- _What is being asked_
Can you present every line of the material below as a numbered list, omitting blank lines?

- _Input material_
***
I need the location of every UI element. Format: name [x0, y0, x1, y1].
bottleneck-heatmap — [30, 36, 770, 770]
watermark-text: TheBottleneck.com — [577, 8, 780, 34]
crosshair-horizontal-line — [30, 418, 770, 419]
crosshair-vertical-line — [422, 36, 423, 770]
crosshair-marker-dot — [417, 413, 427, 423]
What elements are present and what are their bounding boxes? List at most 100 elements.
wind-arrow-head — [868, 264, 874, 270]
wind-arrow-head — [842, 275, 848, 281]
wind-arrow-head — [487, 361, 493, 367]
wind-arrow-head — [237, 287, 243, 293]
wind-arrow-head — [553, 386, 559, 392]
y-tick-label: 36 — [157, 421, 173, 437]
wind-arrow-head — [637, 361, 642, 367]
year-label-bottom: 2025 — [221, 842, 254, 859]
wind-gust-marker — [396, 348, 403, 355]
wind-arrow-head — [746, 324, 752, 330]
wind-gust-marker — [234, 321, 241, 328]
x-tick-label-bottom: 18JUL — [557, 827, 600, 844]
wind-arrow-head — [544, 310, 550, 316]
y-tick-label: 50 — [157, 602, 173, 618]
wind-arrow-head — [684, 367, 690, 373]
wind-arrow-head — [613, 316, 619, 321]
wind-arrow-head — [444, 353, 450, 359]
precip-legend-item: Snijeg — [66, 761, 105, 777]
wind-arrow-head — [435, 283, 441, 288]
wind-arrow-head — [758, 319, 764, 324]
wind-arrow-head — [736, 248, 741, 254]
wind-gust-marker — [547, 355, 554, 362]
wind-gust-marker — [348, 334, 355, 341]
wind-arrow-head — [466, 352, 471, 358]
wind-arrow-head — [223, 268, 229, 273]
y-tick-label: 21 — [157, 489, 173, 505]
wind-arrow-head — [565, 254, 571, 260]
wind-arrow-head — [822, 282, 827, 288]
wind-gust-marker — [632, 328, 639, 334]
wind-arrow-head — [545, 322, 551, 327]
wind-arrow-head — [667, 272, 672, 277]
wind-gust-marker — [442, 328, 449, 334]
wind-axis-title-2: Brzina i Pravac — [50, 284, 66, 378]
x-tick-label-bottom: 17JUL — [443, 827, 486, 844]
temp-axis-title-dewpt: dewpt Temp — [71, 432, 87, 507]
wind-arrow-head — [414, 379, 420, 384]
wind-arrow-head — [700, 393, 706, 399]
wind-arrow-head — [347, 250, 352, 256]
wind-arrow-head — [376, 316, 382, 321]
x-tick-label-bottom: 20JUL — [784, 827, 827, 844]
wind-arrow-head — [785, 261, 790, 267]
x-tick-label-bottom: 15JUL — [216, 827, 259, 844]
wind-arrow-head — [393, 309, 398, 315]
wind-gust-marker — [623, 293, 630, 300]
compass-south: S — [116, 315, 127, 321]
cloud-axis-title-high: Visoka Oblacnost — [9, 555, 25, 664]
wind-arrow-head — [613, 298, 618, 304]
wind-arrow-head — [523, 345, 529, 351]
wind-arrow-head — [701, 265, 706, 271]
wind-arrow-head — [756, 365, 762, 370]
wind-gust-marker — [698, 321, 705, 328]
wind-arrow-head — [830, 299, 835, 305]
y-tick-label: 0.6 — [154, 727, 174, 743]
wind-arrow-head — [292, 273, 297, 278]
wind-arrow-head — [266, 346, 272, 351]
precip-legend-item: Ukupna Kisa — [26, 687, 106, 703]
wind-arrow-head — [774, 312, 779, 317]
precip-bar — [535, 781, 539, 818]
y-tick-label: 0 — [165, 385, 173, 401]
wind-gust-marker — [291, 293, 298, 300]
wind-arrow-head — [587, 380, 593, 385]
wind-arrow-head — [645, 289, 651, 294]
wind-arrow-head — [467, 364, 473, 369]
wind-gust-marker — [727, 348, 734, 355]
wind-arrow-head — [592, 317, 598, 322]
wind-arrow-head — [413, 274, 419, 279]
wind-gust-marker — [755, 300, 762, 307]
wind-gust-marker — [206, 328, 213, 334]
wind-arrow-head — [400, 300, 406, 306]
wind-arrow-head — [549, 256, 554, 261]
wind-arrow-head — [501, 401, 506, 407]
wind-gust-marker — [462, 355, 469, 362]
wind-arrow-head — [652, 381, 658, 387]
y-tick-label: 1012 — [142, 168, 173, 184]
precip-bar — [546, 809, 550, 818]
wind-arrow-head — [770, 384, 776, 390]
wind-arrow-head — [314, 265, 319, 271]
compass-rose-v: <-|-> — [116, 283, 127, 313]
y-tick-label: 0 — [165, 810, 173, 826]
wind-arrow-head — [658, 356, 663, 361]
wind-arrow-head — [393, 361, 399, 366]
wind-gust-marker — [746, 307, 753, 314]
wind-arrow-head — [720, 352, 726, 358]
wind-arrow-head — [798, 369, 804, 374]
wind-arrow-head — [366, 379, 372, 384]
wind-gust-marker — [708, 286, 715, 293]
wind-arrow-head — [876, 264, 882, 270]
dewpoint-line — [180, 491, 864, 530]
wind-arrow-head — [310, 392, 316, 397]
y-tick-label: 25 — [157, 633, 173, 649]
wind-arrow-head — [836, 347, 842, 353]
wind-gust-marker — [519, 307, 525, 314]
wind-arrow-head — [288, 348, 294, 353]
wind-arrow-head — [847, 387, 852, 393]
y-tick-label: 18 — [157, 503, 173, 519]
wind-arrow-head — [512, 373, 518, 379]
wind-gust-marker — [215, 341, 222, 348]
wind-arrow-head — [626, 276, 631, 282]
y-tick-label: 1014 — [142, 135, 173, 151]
***
- _Response to the task_
1. I need the location of every UI element. Format: name [x0, y0, x1, y1].
2. bottleneck-heatmap — [30, 36, 770, 770]
3. watermark-text: TheBottleneck.com — [577, 8, 780, 34]
4. crosshair-horizontal-line — [30, 418, 770, 419]
5. crosshair-vertical-line — [422, 36, 423, 770]
6. crosshair-marker-dot — [417, 413, 427, 423]
7. What elements are present and what are their bounding boxes? List at most 100 elements.
8. wind-arrow-head — [868, 264, 874, 270]
9. wind-arrow-head — [842, 275, 848, 281]
10. wind-arrow-head — [487, 361, 493, 367]
11. wind-arrow-head — [237, 287, 243, 293]
12. wind-arrow-head — [553, 386, 559, 392]
13. y-tick-label: 36 — [157, 421, 173, 437]
14. wind-arrow-head — [637, 361, 642, 367]
15. year-label-bottom: 2025 — [221, 842, 254, 859]
16. wind-gust-marker — [396, 348, 403, 355]
17. wind-arrow-head — [746, 324, 752, 330]
18. wind-gust-marker — [234, 321, 241, 328]
19. x-tick-label-bottom: 18JUL — [557, 827, 600, 844]
20. wind-arrow-head — [544, 310, 550, 316]
21. y-tick-label: 50 — [157, 602, 173, 618]
22. wind-arrow-head — [684, 367, 690, 373]
23. wind-arrow-head — [613, 316, 619, 321]
24. wind-arrow-head — [444, 353, 450, 359]
25. precip-legend-item: Snijeg — [66, 761, 105, 777]
26. wind-arrow-head — [435, 283, 441, 288]
27. wind-arrow-head — [758, 319, 764, 324]
28. wind-arrow-head — [736, 248, 741, 254]
29. wind-gust-marker — [547, 355, 554, 362]
30. wind-gust-marker — [348, 334, 355, 341]
31. wind-arrow-head — [466, 352, 471, 358]
32. wind-arrow-head — [223, 268, 229, 273]
33. y-tick-label: 21 — [157, 489, 173, 505]
34. wind-arrow-head — [565, 254, 571, 260]
35. wind-arrow-head — [822, 282, 827, 288]
36. wind-gust-marker — [632, 328, 639, 334]
37. wind-arrow-head — [545, 322, 551, 327]
38. wind-arrow-head — [667, 272, 672, 277]
39. wind-gust-marker — [442, 328, 449, 334]
40. wind-axis-title-2: Brzina i Pravac — [50, 284, 66, 378]
41. x-tick-label-bottom: 17JUL — [443, 827, 486, 844]
42. temp-axis-title-dewpt: dewpt Temp — [71, 432, 87, 507]
43. wind-arrow-head — [414, 379, 420, 384]
44. wind-arrow-head — [700, 393, 706, 399]
45. wind-arrow-head — [347, 250, 352, 256]
46. wind-arrow-head — [376, 316, 382, 321]
47. x-tick-label-bottom: 20JUL — [784, 827, 827, 844]
48. wind-arrow-head — [785, 261, 790, 267]
49. x-tick-label-bottom: 15JUL — [216, 827, 259, 844]
50. wind-arrow-head — [393, 309, 398, 315]
51. wind-gust-marker — [623, 293, 630, 300]
52. compass-south: S — [116, 315, 127, 321]
53. cloud-axis-title-high: Visoka Oblacnost — [9, 555, 25, 664]
54. wind-arrow-head — [613, 298, 618, 304]
55. wind-arrow-head — [523, 345, 529, 351]
56. wind-arrow-head — [701, 265, 706, 271]
57. wind-arrow-head — [756, 365, 762, 370]
58. wind-gust-marker — [698, 321, 705, 328]
59. wind-arrow-head — [830, 299, 835, 305]
60. y-tick-label: 0.6 — [154, 727, 174, 743]
61. wind-arrow-head — [292, 273, 297, 278]
62. wind-arrow-head — [266, 346, 272, 351]
63. precip-legend-item: Ukupna Kisa — [26, 687, 106, 703]
64. wind-arrow-head — [774, 312, 779, 317]
65. precip-bar — [535, 781, 539, 818]
66. y-tick-label: 0 — [165, 385, 173, 401]
67. wind-gust-marker — [291, 293, 298, 300]
68. wind-arrow-head — [587, 380, 593, 385]
69. wind-arrow-head — [645, 289, 651, 294]
70. wind-arrow-head — [467, 364, 473, 369]
71. wind-gust-marker — [727, 348, 734, 355]
72. wind-arrow-head — [592, 317, 598, 322]
73. wind-arrow-head — [413, 274, 419, 279]
74. wind-gust-marker — [755, 300, 762, 307]
75. wind-gust-marker — [206, 328, 213, 334]
76. wind-arrow-head — [400, 300, 406, 306]
77. wind-arrow-head — [549, 256, 554, 261]
78. wind-arrow-head — [501, 401, 506, 407]
79. wind-gust-marker — [462, 355, 469, 362]
80. wind-arrow-head — [652, 381, 658, 387]
81. y-tick-label: 1012 — [142, 168, 173, 184]
82. precip-bar — [546, 809, 550, 818]
83. wind-arrow-head — [770, 384, 776, 390]
84. wind-arrow-head — [314, 265, 319, 271]
85. compass-rose-v: <-|-> — [116, 283, 127, 313]
86. y-tick-label: 0 — [165, 810, 173, 826]
87. wind-arrow-head — [658, 356, 663, 361]
88. wind-arrow-head — [393, 361, 399, 366]
89. wind-gust-marker — [746, 307, 753, 314]
90. wind-arrow-head — [720, 352, 726, 358]
91. wind-arrow-head — [798, 369, 804, 374]
92. wind-arrow-head — [366, 379, 372, 384]
93. wind-gust-marker — [708, 286, 715, 293]
94. wind-arrow-head — [876, 264, 882, 270]
95. dewpoint-line — [180, 491, 864, 530]
96. wind-arrow-head — [310, 392, 316, 397]
97. y-tick-label: 25 — [157, 633, 173, 649]
98. wind-arrow-head — [836, 347, 842, 353]
99. wind-gust-marker — [519, 307, 525, 314]
100. wind-arrow-head — [288, 348, 294, 353]
101. wind-arrow-head — [847, 387, 852, 393]
102. y-tick-label: 18 — [157, 503, 173, 519]
103. wind-arrow-head — [512, 373, 518, 379]
104. wind-gust-marker — [215, 341, 222, 348]
105. wind-arrow-head — [626, 276, 631, 282]
106. y-tick-label: 1014 — [142, 135, 173, 151]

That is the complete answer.